PAGE
Vol d’initiation 3 (Magique !) suite et fin

Le vol d’initiation Part 3 (Magique !)

[Suite du deuxième épisode (En piste)]

Vous voilà aux premières loges en place avant dans cette étroite cabine et autour de votre corps une mince paroi vous sépare de cette gigantesque étendue herbeuse.
60 mètres devant vous, l’avion remorqueur, plein gaz couche l’herbe sous son ventre, la corde et maintenant tendue.
Le son du moteur, loin devant, vous parvient très atténué et, mollement, le lourd planeur se met à rouler.
Tranchant ce demi-silence, des bruits nouveaux surgissent dans le corps caverneux du fuselage. Le contact du sabot présent sous la queue, avec le sol imparfait, bat la mesure alors que la vitesse augmente.
En bout d’aile, une personne tient le planeur horizontal et se met à courir pour l’accompagner sur quelques mètres puis le lâche.
Plus personne pour nous maintenir horizontal maintenant le planeur doit se débrouiller seul.

TÂCHE DEMANDÉE A
Traduisez en anglais cette phrase du récit sur le vol d'initiation : « Le son du moteur, loin devant, vous parvient très atténué et, mollement, le lourd planeur se met à rouler. »
TÂCHE DEMANDÉE B
D'après le récit du vol d'initiation, à quelle distance devant le planeur se trouve l'avion remorqueur ?
TÂCHE DEMANDÉE C
Prolongez le récit du vol d'initiation en planeur à partir de sa dernière phrase.

ENREGISTREMENTS FOURNIS
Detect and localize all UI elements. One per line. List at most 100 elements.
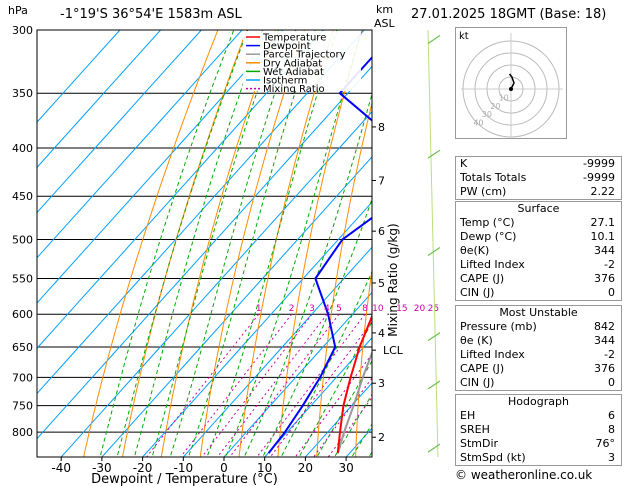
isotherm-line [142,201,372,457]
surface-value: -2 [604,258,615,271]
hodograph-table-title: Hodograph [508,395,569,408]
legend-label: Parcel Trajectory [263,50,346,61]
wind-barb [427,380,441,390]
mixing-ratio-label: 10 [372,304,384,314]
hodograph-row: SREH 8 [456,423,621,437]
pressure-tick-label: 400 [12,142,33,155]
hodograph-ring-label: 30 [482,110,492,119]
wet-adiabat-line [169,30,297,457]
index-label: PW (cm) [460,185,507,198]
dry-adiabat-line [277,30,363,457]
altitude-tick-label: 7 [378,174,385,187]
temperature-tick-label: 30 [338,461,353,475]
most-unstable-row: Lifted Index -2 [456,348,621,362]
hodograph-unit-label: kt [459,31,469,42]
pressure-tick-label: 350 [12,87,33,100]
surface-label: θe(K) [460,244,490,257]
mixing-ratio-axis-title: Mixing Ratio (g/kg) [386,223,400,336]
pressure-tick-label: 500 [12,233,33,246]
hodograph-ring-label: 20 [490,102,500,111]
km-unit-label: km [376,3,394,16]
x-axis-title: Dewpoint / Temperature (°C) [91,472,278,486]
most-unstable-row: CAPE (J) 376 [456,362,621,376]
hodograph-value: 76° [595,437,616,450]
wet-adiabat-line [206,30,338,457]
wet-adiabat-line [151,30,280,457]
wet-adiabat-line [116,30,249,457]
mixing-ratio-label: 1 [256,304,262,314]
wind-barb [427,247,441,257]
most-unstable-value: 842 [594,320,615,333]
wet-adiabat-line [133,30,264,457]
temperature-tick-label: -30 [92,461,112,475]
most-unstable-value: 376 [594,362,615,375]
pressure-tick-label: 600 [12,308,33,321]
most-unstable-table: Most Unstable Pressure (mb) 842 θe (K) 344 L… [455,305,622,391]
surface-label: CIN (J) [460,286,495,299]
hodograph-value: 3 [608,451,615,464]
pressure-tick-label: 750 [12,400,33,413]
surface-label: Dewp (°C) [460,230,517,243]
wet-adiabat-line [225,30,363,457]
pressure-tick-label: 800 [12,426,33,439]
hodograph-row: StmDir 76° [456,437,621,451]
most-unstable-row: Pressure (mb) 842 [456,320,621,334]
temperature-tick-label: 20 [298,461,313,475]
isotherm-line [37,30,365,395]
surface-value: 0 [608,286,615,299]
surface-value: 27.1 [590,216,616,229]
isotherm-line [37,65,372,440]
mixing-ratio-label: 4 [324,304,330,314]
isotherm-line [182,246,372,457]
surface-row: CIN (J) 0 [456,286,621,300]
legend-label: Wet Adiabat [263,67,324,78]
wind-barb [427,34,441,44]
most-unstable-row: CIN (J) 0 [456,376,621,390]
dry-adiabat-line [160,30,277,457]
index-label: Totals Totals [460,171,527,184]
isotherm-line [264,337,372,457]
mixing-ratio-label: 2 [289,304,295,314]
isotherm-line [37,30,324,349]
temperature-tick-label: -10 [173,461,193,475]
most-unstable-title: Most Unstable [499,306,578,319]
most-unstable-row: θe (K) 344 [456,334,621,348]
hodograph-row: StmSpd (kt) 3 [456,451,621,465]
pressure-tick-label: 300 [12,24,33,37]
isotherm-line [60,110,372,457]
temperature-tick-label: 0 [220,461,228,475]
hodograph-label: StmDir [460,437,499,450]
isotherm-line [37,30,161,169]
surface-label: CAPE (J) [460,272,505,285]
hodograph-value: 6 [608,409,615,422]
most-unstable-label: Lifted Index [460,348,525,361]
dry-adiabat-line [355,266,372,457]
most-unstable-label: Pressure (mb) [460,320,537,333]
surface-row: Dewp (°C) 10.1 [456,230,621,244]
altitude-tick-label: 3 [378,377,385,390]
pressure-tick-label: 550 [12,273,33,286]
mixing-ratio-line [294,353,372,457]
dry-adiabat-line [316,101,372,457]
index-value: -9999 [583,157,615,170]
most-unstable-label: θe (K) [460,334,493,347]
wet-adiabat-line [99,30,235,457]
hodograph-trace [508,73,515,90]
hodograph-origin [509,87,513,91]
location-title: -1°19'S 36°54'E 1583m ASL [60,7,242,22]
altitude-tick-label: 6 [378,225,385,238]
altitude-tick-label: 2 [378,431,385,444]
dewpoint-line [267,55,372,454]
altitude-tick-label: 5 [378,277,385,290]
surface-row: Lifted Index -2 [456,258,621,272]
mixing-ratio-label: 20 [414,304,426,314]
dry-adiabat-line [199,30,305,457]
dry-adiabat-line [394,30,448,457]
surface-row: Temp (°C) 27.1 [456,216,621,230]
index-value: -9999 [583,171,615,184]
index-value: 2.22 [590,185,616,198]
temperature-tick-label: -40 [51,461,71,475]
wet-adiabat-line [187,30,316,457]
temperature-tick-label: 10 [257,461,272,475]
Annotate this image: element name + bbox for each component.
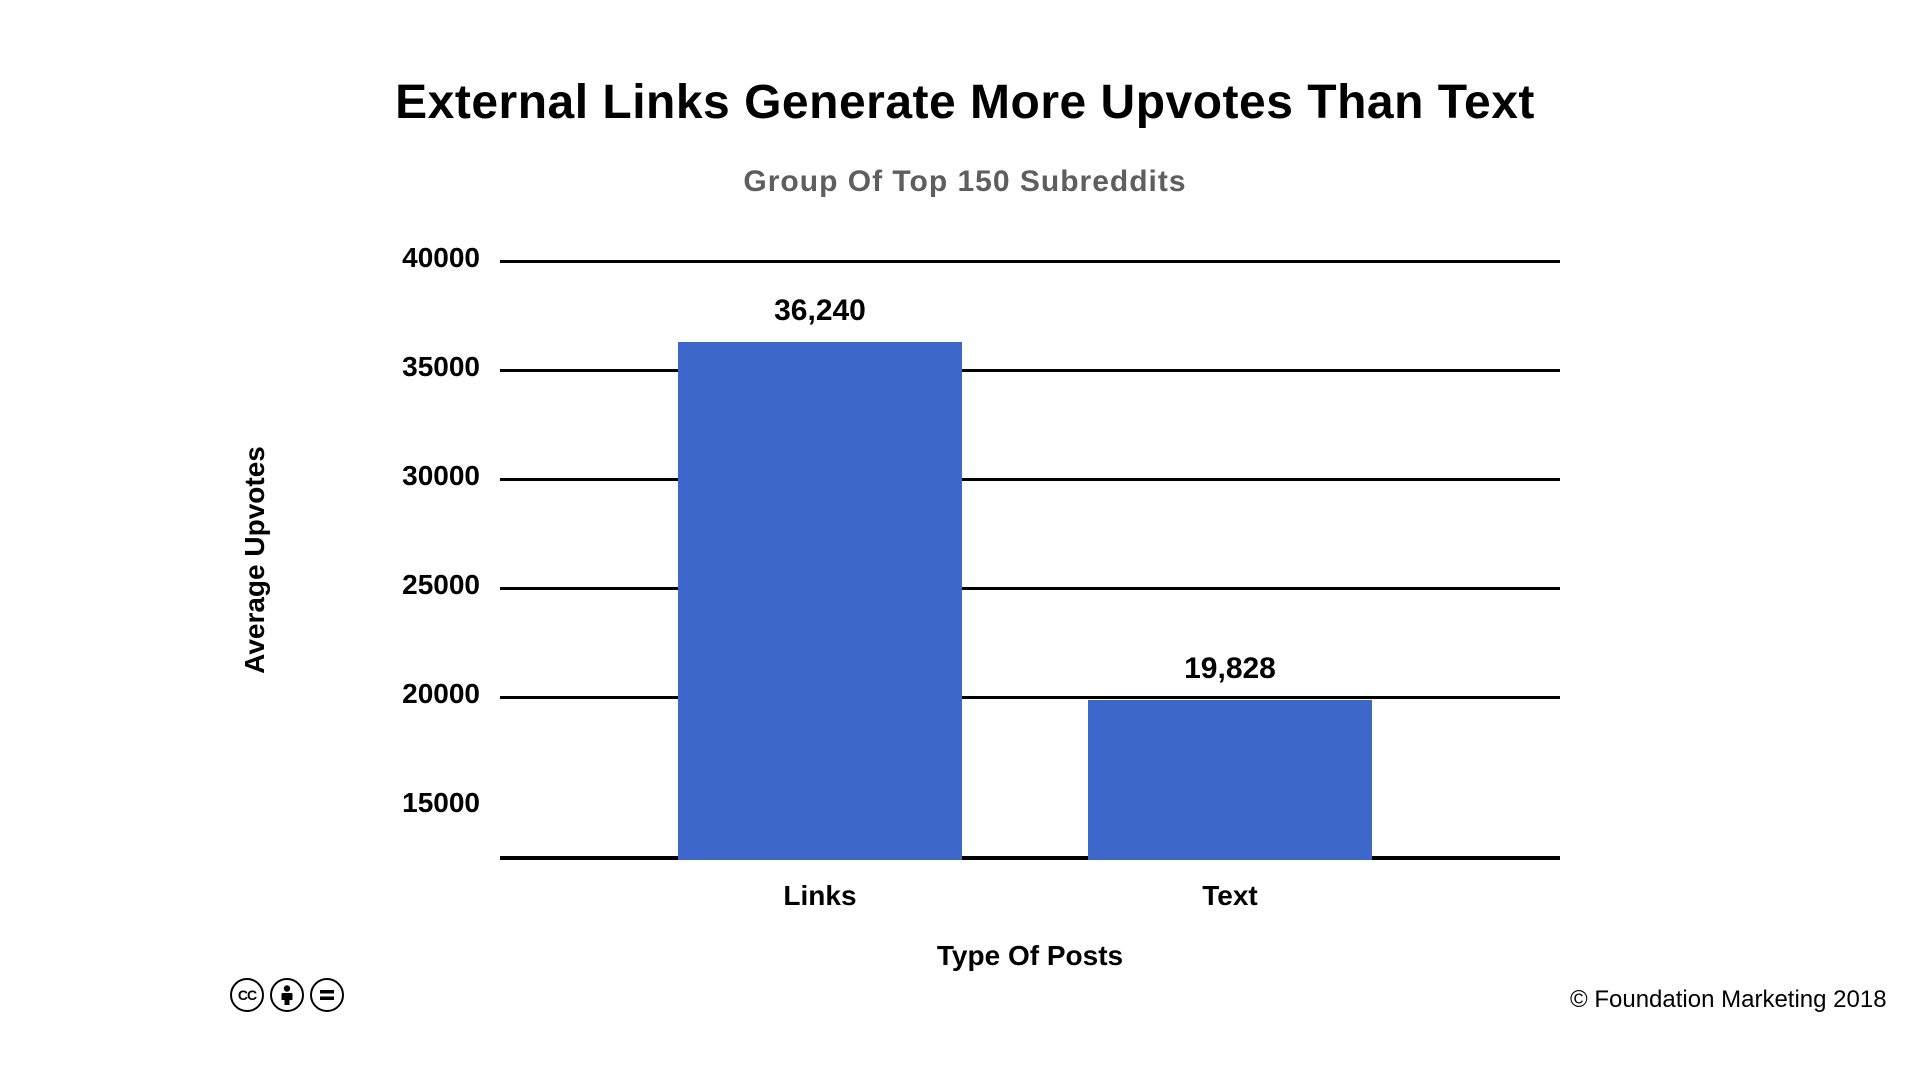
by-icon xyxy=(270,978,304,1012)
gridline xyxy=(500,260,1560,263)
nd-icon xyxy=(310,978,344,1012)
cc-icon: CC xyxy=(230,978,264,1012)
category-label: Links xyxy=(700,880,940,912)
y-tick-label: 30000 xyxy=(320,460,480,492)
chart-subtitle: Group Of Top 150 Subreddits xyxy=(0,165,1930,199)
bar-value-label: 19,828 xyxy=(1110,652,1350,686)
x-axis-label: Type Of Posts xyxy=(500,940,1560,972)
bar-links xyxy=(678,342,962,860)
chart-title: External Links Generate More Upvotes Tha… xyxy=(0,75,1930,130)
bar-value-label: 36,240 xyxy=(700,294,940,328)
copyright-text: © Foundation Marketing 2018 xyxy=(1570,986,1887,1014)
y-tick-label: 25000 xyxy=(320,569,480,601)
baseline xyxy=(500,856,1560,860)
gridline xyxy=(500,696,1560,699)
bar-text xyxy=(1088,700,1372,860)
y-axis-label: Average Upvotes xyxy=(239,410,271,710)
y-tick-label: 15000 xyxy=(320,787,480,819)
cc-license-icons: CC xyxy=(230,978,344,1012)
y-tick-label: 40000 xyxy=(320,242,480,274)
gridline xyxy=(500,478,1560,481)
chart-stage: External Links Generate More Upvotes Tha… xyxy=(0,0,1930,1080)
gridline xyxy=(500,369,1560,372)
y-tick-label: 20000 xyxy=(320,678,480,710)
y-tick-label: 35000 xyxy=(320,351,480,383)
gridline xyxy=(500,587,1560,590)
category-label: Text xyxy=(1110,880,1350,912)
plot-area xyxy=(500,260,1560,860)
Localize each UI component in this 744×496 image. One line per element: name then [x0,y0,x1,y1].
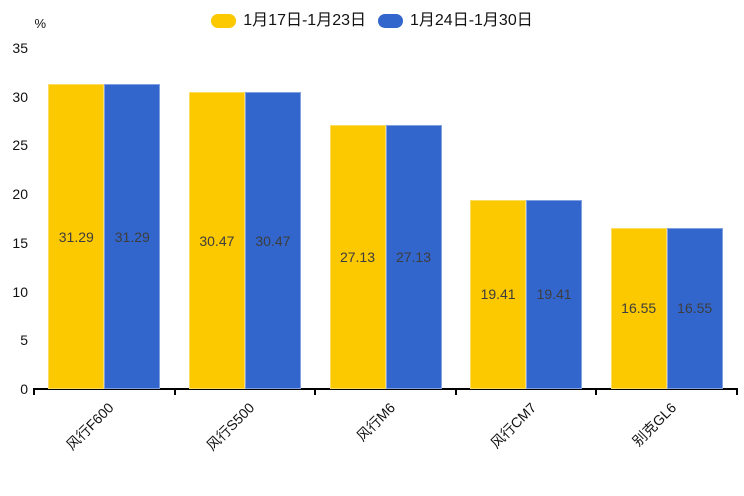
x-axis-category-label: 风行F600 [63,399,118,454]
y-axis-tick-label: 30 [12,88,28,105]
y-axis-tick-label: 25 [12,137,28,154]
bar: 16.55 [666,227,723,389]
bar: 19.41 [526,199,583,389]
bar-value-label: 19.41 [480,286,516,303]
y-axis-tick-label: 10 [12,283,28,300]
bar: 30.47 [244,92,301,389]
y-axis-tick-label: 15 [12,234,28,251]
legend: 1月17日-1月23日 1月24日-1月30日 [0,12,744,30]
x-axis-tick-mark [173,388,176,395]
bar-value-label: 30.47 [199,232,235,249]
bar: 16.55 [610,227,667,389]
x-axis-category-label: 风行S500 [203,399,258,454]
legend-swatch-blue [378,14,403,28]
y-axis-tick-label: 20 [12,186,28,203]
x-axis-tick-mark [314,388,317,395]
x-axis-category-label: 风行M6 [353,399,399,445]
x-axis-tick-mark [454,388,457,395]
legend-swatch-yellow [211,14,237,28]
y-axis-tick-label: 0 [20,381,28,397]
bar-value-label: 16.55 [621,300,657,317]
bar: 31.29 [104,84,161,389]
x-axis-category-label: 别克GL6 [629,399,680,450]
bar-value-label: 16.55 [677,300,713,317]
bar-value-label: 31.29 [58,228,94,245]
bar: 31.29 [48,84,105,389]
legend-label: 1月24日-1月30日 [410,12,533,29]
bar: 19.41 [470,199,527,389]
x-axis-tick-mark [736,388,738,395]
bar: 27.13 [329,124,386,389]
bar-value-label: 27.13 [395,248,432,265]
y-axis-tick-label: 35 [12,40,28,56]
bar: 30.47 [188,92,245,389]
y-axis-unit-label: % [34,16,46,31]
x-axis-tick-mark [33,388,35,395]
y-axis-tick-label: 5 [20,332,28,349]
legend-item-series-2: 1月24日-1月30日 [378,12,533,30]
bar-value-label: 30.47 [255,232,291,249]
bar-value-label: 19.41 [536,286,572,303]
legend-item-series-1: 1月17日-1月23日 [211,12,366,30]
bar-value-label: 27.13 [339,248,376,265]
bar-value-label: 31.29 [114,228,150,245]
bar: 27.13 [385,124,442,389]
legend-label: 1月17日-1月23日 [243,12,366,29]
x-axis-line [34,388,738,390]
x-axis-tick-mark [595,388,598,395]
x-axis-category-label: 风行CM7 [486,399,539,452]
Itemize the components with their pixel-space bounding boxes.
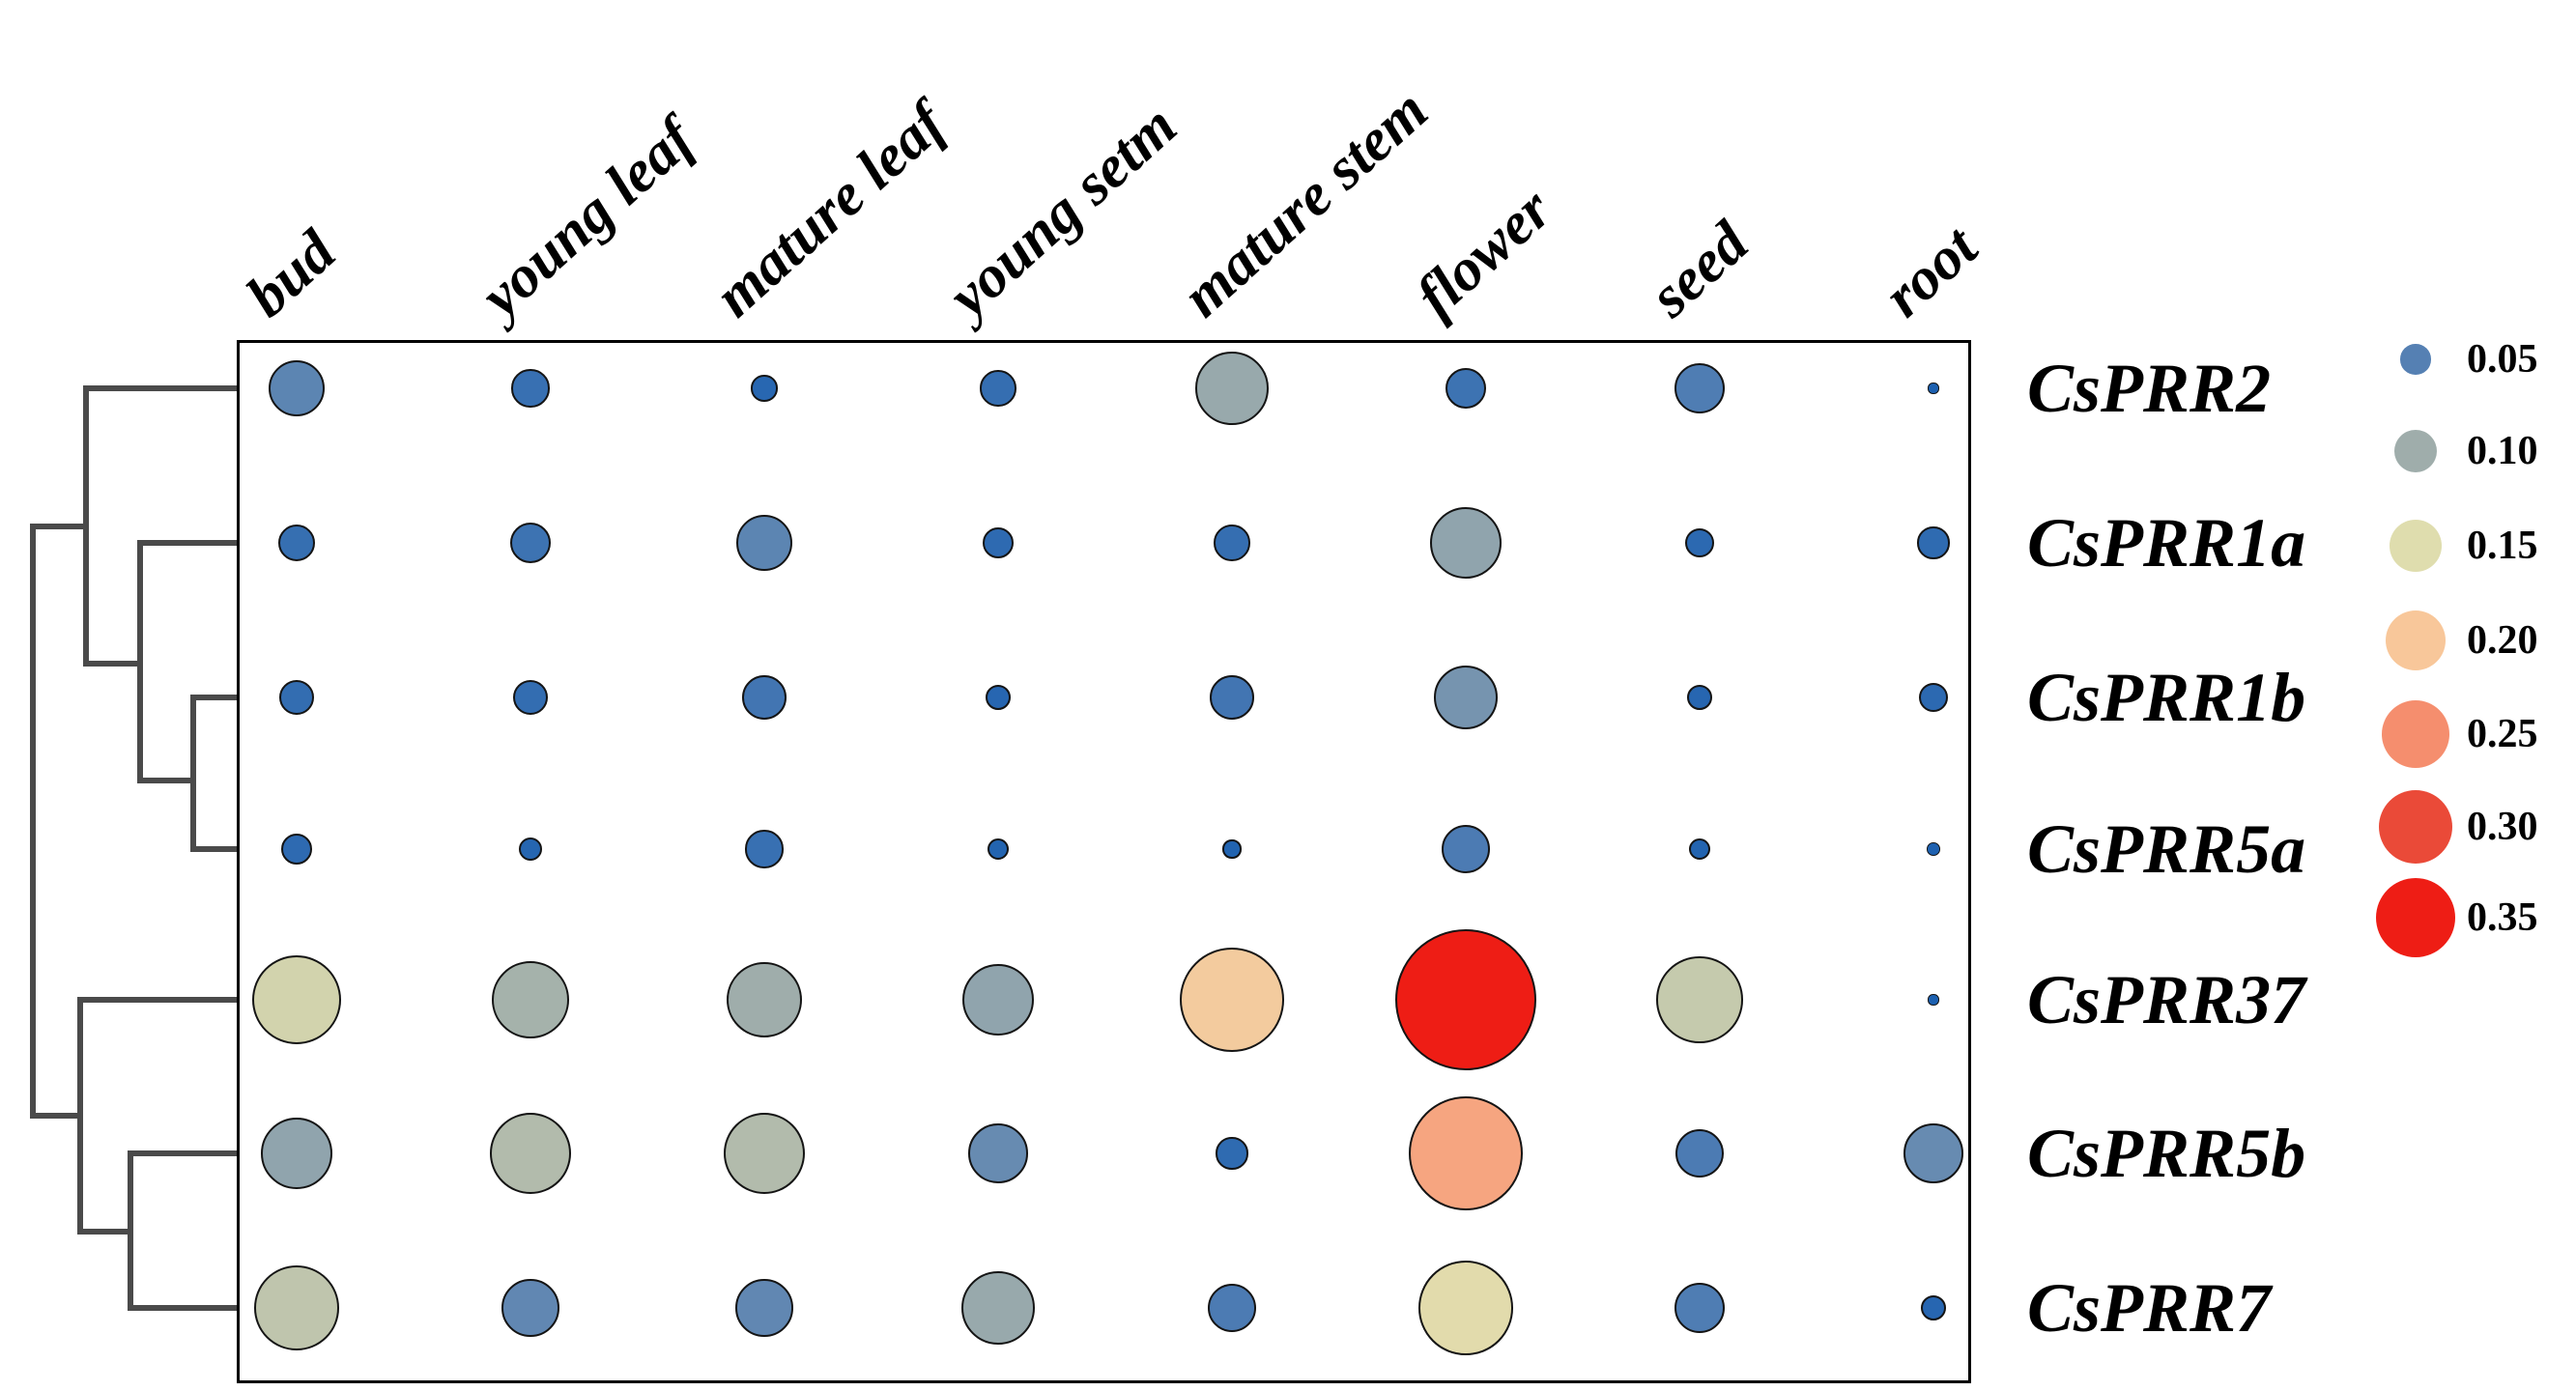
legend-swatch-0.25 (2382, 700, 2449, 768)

RÉSULTAT A
The sound of the engine, far ahead, reaches you greatly muffled, and the heavy glider sluggishly begins to roll.

RÉSULTAT B
L'avion remorqueur se trouve à 60 mètres devant.

RÉSULTAT C
Étonnamment, malgré le peu d’élan, votre pilote, à grand coup de manche dans le gras de vos cuisses, tient maintenant seul ses ailes parallèles au sol.
Esseulé sur cette grande piste, l’attelage prend toujours plus de vitesse, les mouvements sur les commandes s’adoucissent et, sensations étranges, les bruits du roulage diminuent progressivement.
Soudain, plus de bruit !
Une étrange sensation s’offre à vous.
Vous voilà maintenant suspendu à quelques dizaines de centimètres du sol et, dans un calme surréaliste, l’herbe défile à une vitesse impressionnante à portée de votre main, là juste sous le ventre du planeur.
L’avion lui, visiblement incapable de voler, continu de rouler au bout de la corde tendue.
Le planeur s’accroche à ce doux coussin d’air et malgré tous les efforts du pilote redescend doucement jusqu’à retoucher en douceur le sol et entonner pour quelques secondes un nouveau bruit de roulage.
Mais très vite, les ailes reprennent le dessus et voilà ce planeur maintenant plein de vitesse pendu à ce fil invisible qui le maintien à la hauteur de la queue de l’avion.
Déjà deux tiers de la piste avalés par ce prodigieux tandem. L’avion galère mais à force de persévérance parvient à quitter le sol.
Ce coup ci la planète s’éloigne pour de bon.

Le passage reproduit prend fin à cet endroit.